▸ **Stated task**:
The listing beneath should be written out in full, exactly as shown.

##### Given entries #####

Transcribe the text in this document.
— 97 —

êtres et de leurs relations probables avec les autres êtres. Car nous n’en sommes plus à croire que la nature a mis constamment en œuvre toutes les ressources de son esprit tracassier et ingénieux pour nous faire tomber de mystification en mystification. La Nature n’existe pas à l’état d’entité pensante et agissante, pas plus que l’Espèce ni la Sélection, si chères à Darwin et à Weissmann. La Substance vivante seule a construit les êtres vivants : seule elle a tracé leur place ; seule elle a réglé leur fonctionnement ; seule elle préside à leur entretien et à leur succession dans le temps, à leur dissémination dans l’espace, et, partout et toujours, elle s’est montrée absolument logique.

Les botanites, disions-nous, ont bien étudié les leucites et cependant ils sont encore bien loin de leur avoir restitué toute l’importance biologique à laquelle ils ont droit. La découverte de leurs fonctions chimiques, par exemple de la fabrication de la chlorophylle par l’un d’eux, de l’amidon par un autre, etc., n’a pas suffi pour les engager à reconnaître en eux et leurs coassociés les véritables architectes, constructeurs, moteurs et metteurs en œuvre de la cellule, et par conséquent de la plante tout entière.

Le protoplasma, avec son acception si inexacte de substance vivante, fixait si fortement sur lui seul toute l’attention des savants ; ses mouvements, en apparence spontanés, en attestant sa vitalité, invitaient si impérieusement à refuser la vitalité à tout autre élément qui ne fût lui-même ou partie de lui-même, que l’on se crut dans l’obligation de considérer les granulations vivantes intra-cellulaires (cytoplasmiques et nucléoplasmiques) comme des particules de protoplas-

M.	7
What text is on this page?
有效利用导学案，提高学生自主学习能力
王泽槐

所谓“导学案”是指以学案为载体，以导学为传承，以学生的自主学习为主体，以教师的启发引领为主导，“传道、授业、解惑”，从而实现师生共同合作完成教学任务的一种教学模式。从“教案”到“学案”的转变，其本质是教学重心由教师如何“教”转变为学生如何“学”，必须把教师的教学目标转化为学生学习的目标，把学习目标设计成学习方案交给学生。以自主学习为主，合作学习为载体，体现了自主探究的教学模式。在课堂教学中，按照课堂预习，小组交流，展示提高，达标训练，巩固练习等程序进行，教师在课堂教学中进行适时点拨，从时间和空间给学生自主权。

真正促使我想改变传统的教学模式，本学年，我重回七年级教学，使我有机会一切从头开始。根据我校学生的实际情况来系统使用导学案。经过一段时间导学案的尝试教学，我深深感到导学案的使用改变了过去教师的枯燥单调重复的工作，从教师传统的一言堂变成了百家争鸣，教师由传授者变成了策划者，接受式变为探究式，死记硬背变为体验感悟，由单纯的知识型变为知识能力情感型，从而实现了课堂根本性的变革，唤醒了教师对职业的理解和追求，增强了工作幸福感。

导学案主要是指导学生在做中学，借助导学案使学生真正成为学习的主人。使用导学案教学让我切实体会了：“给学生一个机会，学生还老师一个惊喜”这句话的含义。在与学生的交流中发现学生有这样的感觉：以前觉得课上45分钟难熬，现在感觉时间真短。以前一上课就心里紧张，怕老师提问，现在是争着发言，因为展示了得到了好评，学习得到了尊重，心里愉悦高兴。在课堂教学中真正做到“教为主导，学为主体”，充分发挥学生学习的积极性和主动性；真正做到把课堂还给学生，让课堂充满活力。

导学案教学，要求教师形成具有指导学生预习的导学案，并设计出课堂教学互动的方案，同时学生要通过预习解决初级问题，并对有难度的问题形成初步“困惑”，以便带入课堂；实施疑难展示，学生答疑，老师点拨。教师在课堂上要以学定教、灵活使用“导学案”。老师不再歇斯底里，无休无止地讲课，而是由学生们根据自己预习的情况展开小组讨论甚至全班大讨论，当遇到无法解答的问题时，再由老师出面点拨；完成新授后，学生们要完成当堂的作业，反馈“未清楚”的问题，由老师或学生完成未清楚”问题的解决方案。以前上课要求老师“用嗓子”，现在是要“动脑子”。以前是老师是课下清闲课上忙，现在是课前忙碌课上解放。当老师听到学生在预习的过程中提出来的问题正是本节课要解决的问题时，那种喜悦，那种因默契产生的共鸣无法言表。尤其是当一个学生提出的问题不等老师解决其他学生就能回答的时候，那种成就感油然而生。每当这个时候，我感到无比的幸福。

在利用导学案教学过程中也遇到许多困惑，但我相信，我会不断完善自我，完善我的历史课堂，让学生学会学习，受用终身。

#####

▸ **Final answer**:
Transcribe the text in this document.
— 97 —

êtres et de leurs relations probables avec les autres êtres. Car nous n’en sommes plus à croire que la nature a mis constamment en œuvre toutes les ressources de son esprit tracassier et ingénieux pour nous faire tomber de mystification en mystification. La Nature n’existe pas à l’état d’entité pensante et agissante, pas plus que l’Espèce ni la Sélection, si chères à Darwin et à Weissmann. La Substance vivante seule a construit les êtres vivants : seule elle a tracé leur place ; seule elle a réglé leur fonctionnement ; seule elle préside à leur entretien et à leur succession dans le temps, à leur dissémination dans l’espace, et, partout et toujours, elle s’est montrée absolument logique.

Les botanites, disions-nous, ont bien étudié les leucites et cependant ils sont encore bien loin de leur avoir restitué toute l’importance biologique à laquelle ils ont droit. La découverte de leurs fonctions chimiques, par exemple de la fabrication de la chlorophylle par l’un d’eux, de l’amidon par un autre, etc., n’a pas suffi pour les engager à reconnaître en eux et leurs coassociés les véritables architectes, constructeurs, moteurs et metteurs en œuvre de la cellule, et par conséquent de la plante tout entière.

Le protoplasma, avec son acception si inexacte de substance vivante, fixait si fortement sur lui seul toute l’attention des savants ; ses mouvements, en apparence spontanés, en attestant sa vitalité, invitaient si impérieusement à refuser la vitalité à tout autre élément qui ne fût lui-même ou partie de lui-même, que l’on se crut dans l’obligation de considérer les granulations vivantes intra-cellulaires (cytoplasmiques et nucléoplasmiques) comme des particules de protoplas-

M.	7
What text is on this page?
有效利用导学案，提高学生自主学习能力
王泽槐

所谓“导学案”是指以学案为载体，以导学为传承，以学生的自主学习为主体，以教师的启发引领为主导，“传道、授业、解惑”，从而实现师生共同合作完成教学任务的一种教学模式。从“教案”到“学案”的转变，其本质是教学重心由教师如何“教”转变为学生如何“学”，必须把教师的教学目标转化为学生学习的目标，把学习目标设计成学习方案交给学生。以自主学习为主，合作学习为载体，体现了自主探究的教学模式。在课堂教学中，按照课堂预习，小组交流，展示提高，达标训练，巩固练习等程序进行，教师在课堂教学中进行适时点拨，从时间和空间给学生自主权。

真正促使我想改变传统的教学模式，本学年，我重回七年级教学，使我有机会一切从头开始。根据我校学生的实际情况来系统使用导学案。经过一段时间导学案的尝试教学，我深深感到导学案的使用改变了过去教师的枯燥单调重复的工作，从教师传统的一言堂变成了百家争鸣，教师由传授者变成了策划者，接受式变为探究式，死记硬背变为体验感悟，由单纯的知识型变为知识能力情感型，从而实现了课堂根本性的变革，唤醒了教师对职业的理解和追求，增强了工作幸福感。

导学案主要是指导学生在做中学，借助导学案使学生真正成为学习的主人。使用导学案教学让我切实体会了：“给学生一个机会，学生还老师一个惊喜”这句话的含义。在与学生的交流中发现学生有这样的感觉：以前觉得课上45分钟难熬，现在感觉时间真短。以前一上课就心里紧张，怕老师提问，现在是争着发言，因为展示了得到了好评，学习得到了尊重，心里愉悦高兴。在课堂教学中真正做到“教为主导，学为主体”，充分发挥学生学习的积极性和主动性；真正做到把课堂还给学生，让课堂充满活力。

导学案教学，要求教师形成具有指导学生预习的导学案，并设计出课堂教学互动的方案，同时学生要通过预习解决初级问题，并对有难度的问题形成初步“困惑”，以便带入课堂；实施疑难展示，学生答疑，老师点拨。教师在课堂上要以学定教、灵活使用“导学案”。老师不再歇斯底里，无休无止地讲课，而是由学生们根据自己预习的情况展开小组讨论甚至全班大讨论，当遇到无法解答的问题时，再由老师出面点拨；完成新授后，学生们要完成当堂的作业，反馈“未清楚”的问题，由老师或学生完成未清楚”问题的解决方案。以前上课要求老师“用嗓子”，现在是要“动脑子”。以前是老师是课下清闲课上忙，现在是课前忙碌课上解放。当老师听到学生在预习的过程中提出来的问题正是本节课要解决的问题时，那种喜悦，那种因默契产生的共鸣无法言表。尤其是当一个学生提出的问题不等老师解决其他学生就能回答的时候，那种成就感油然而生。每当这个时候，我感到无比的幸福。

在利用导学案教学过程中也遇到许多困惑，但我相信，我会不断完善自我，完善我的历史课堂，让学生学会学习，受用终身。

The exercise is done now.